● DATA PROVIDED:
----

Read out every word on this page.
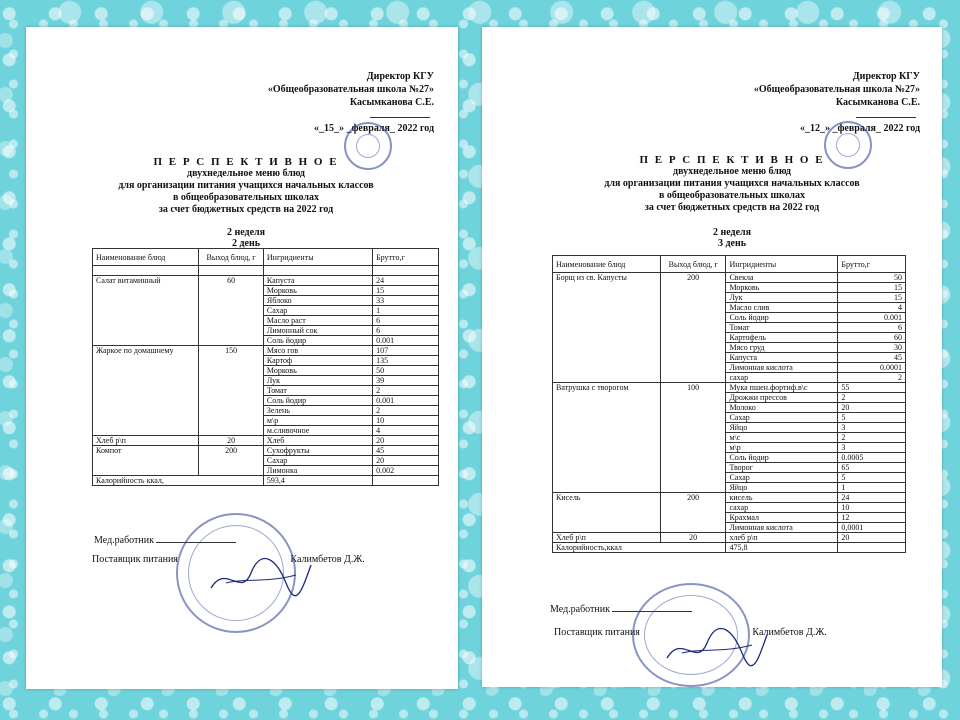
Директор КГУ
«Общеобразовательная школа №27»
Касымканова С.Е.
«_15_» _февраля_ 2022 год
П Е Р С П Е К Т И В Н О Е
двухнедельное меню блюд
для организации питания учащихся начальных классов
в общеобразовательных школах
за счет бюджетных средств на 2022 год
2 неделя
2 день
Наименование блюд	Выход блюд, г	Ингридиенты	Брутто,г

Салат витаминный	60	Капуста	24
		Морковь	15
		Яблоко	33
		Сахар	1
		Масло раст	6
		Лимонный сок	6
		Соль йодир	0.001
Жаркое по домашнему	150	Мясо гов	107
		Картоф	135
		Морковь	50
		Лук	39
		Томат	2
		Соль йодир	0.001
		Зелень	2
		м\р	10
		м.сливочное	4
Хлеб р\п	20	Хлеб	20
Компот	200	Сухофрукты	45
		Сахар	20
		Лимонка	0.002
Калорийность ккал,		593,4	
Мед.работник
Поставщик питания	Калимбетов Д.Ж.
Директор КГУ
«Общеобразовательная школа №27»
Касымканова С.Е.
«_12_» _февраля_ 2022 год
П Е Р С П Е К Т И В Н О Е
двухнедельное меню блюд
для организации питания учащихся начальных классов
в общеобразовательных школах
за счет бюджетных средств на 2022 год
2 неделя
3 день
Наименование блюд	Выход блюд, г	Ингридиенты	Брутто,г
Борщ из св. Капусты	200	Свекла	50
		Морковь	15
		Лук	15
		Масло слив	4
		Соль йодир	0.001
		Томат	6
		Картофель	60
		Мясо груд	30
		Капуста	45
		Лимонная кислота	0.0001
		сахар	2
Ватрушка с творогом	100	Мука пшен.фортиф.в\с	55
		Дрожжи прессов	2
		Молоко	20
		Сахар	5
		Яйцо	3
		м\с	2
		м\р	3
		Соль йодир	0.0005
		Творог	65
		Сахар	5
		Яйцо	1
Кисель	200	кисель	24
		сахар	10
		Крахмал	12
		Лимонная кислота	0,0001
Хлеб р\п	20	хлеб р\п	20
Калорийность,ккал		475,8	
Мед.работник
Поставщик питания	Калимбетов Д.Ж.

----

● WHAT IS REQUIRED: Copy out the whole listing exactly, and don't carry over any pictures.

● FULL OUTPUT:
Read out every word on this page.
Директор КГУ
«Общеобразовательная школа №27»
Касымканова С.Е.
«_15_» _февраля_ 2022 год
П Е Р С П Е К Т И В Н О Е
двухнедельное меню блюд
для организации питания учащихся начальных классов
в общеобразовательных школах
за счет бюджетных средств на 2022 год
2 неделя
2 день
Наименование блюд	Выход блюд, г	Ингридиенты	Брутто,г

Салат витаминный	60	Капуста	24
		Морковь	15
		Яблоко	33
		Сахар	1
		Масло раст	6
		Лимонный сок	6
		Соль йодир	0.001
Жаркое по домашнему	150	Мясо гов	107
		Картоф	135
		Морковь	50
		Лук	39
		Томат	2
		Соль йодир	0.001
		Зелень	2
		м\р	10
		м.сливочное	4
Хлеб р\п	20	Хлеб	20
Компот	200	Сухофрукты	45
		Сахар	20
		Лимонка	0.002
Калорийность ккал,		593,4	
Мед.работник
Поставщик питания	Калимбетов Д.Ж.
Директор КГУ
«Общеобразовательная школа №27»
Касымканова С.Е.
«_12_» _февраля_ 2022 год
П Е Р С П Е К Т И В Н О Е
двухнедельное меню блюд
для организации питания учащихся начальных классов
в общеобразовательных школах
за счет бюджетных средств на 2022 год
2 неделя
3 день
Наименование блюд	Выход блюд, г	Ингридиенты	Брутто,г
Борщ из св. Капусты	200	Свекла	50
		Морковь	15
		Лук	15
		Масло слив	4
		Соль йодир	0.001
		Томат	6
		Картофель	60
		Мясо груд	30
		Капуста	45
		Лимонная кислота	0.0001
		сахар	2
Ватрушка с творогом	100	Мука пшен.фортиф.в\с	55
		Дрожжи прессов	2
		Молоко	20
		Сахар	5
		Яйцо	3
		м\с	2
		м\р	3
		Соль йодир	0.0005
		Творог	65
		Сахар	5
		Яйцо	1
Кисель	200	кисель	24
		сахар	10
		Крахмал	12
		Лимонная кислота	0,0001
Хлеб р\п	20	хлеб р\п	20
Калорийность,ккал		475,8	
Мед.работник
Поставщик питания	Калимбетов Д.Ж.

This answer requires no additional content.